■ Exercise instructions ■
Can you copy out the data exactly? Leave the images out.
• • • • •
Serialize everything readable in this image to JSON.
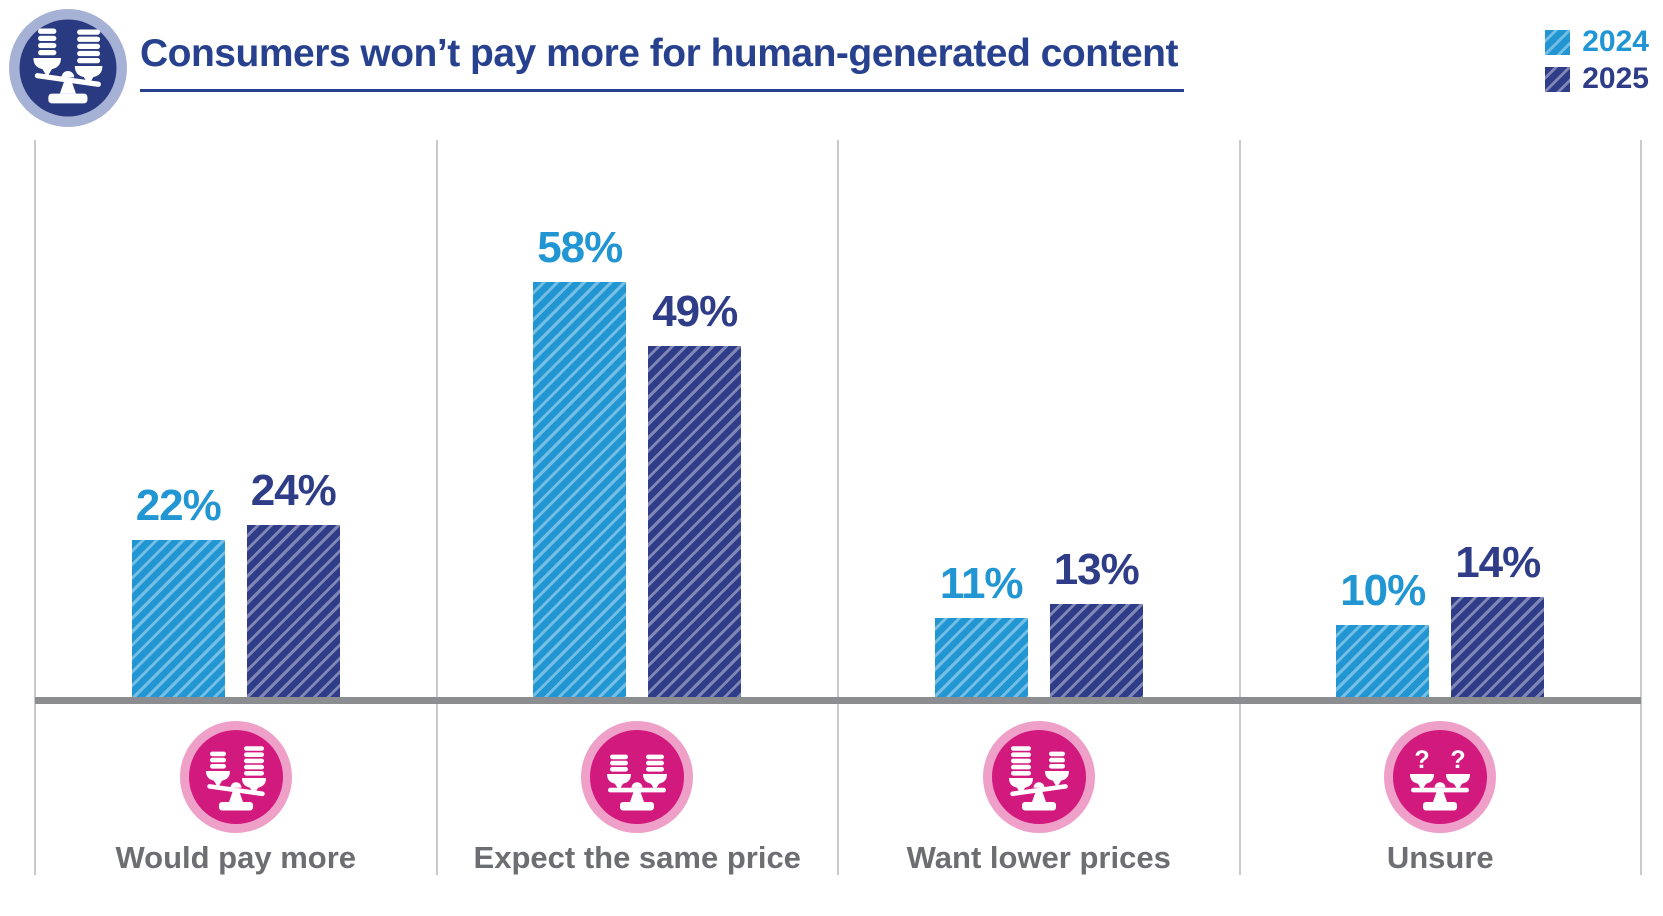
{
  "header": {
    "title": "Consumers won’t pay more for human-generated content",
    "logo_icon": "balance-scale-coins-icon"
  },
  "legend": {
    "position": "top-right",
    "items": [
      {
        "label": "2024",
        "color": "#2196D3"
      },
      {
        "label": "2025",
        "color": "#2F3D89"
      }
    ]
  },
  "chart_data": {
    "type": "bar",
    "title": "Consumers won’t pay more for human-generated content",
    "categories": [
      "Would pay more",
      "Expect the same price",
      "Want lower prices",
      "Unsure"
    ],
    "category_icons": [
      "scale-right-heavy-icon",
      "scale-balanced-icon",
      "scale-left-heavy-icon",
      "scale-question-icon"
    ],
    "series": [
      {
        "name": "2024",
        "color": "#2196D3",
        "values": [
          22,
          58,
          11,
          10
        ]
      },
      {
        "name": "2025",
        "color": "#2F3D89",
        "values": [
          24,
          49,
          13,
          14
        ]
      }
    ],
    "value_suffix": "%",
    "xlabel": "",
    "ylabel": "",
    "ylim": [
      0,
      78
    ],
    "grid": "vertical section dividers only",
    "legend_position": "top-right",
    "bar_pattern": "diagonal-hatch"
  },
  "colors": {
    "title": "#27418F",
    "series_2024": "#2196D3",
    "series_2025": "#2F3D89",
    "axis_bar": "#8B8D90",
    "gridline": "#C9CACC",
    "category_label": "#6D6E71",
    "icon_circle_magenta": "#D2197E",
    "icon_ring_pink": "#EFA0C8",
    "logo_circle_navy": "#293A80",
    "logo_ring_periwinkle": "#A6B1D6"
  }
}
• • • • •
■ Response to this exercise ■
Serialize everything readable in this image to JSON.
{
  "header": {
    "title": "Consumers won’t pay more for human-generated content",
    "logo_icon": "balance-scale-coins-icon"
  },
  "legend": {
    "position": "top-right",
    "items": [
      {
        "label": "2024",
        "color": "#2196D3"
      },
      {
        "label": "2025",
        "color": "#2F3D89"
      }
    ]
  },
  "chart_data": {
    "type": "bar",
    "title": "Consumers won’t pay more for human-generated content",
    "categories": [
      "Would pay more",
      "Expect the same price",
      "Want lower prices",
      "Unsure"
    ],
    "category_icons": [
      "scale-right-heavy-icon",
      "scale-balanced-icon",
      "scale-left-heavy-icon",
      "scale-question-icon"
    ],
    "series": [
      {
        "name": "2024",
        "color": "#2196D3",
        "values": [
          22,
          58,
          11,
          10
        ]
      },
      {
        "name": "2025",
        "color": "#2F3D89",
        "values": [
          24,
          49,
          13,
          14
        ]
      }
    ],
    "value_suffix": "%",
    "xlabel": "",
    "ylabel": "",
    "ylim": [
      0,
      78
    ],
    "grid": "vertical section dividers only",
    "legend_position": "top-right",
    "bar_pattern": "diagonal-hatch"
  },
  "colors": {
    "title": "#27418F",
    "series_2024": "#2196D3",
    "series_2025": "#2F3D89",
    "axis_bar": "#8B8D90",
    "gridline": "#C9CACC",
    "category_label": "#6D6E71",
    "icon_circle_magenta": "#D2197E",
    "icon_ring_pink": "#EFA0C8",
    "logo_circle_navy": "#293A80",
    "logo_ring_periwinkle": "#A6B1D6"
  }
}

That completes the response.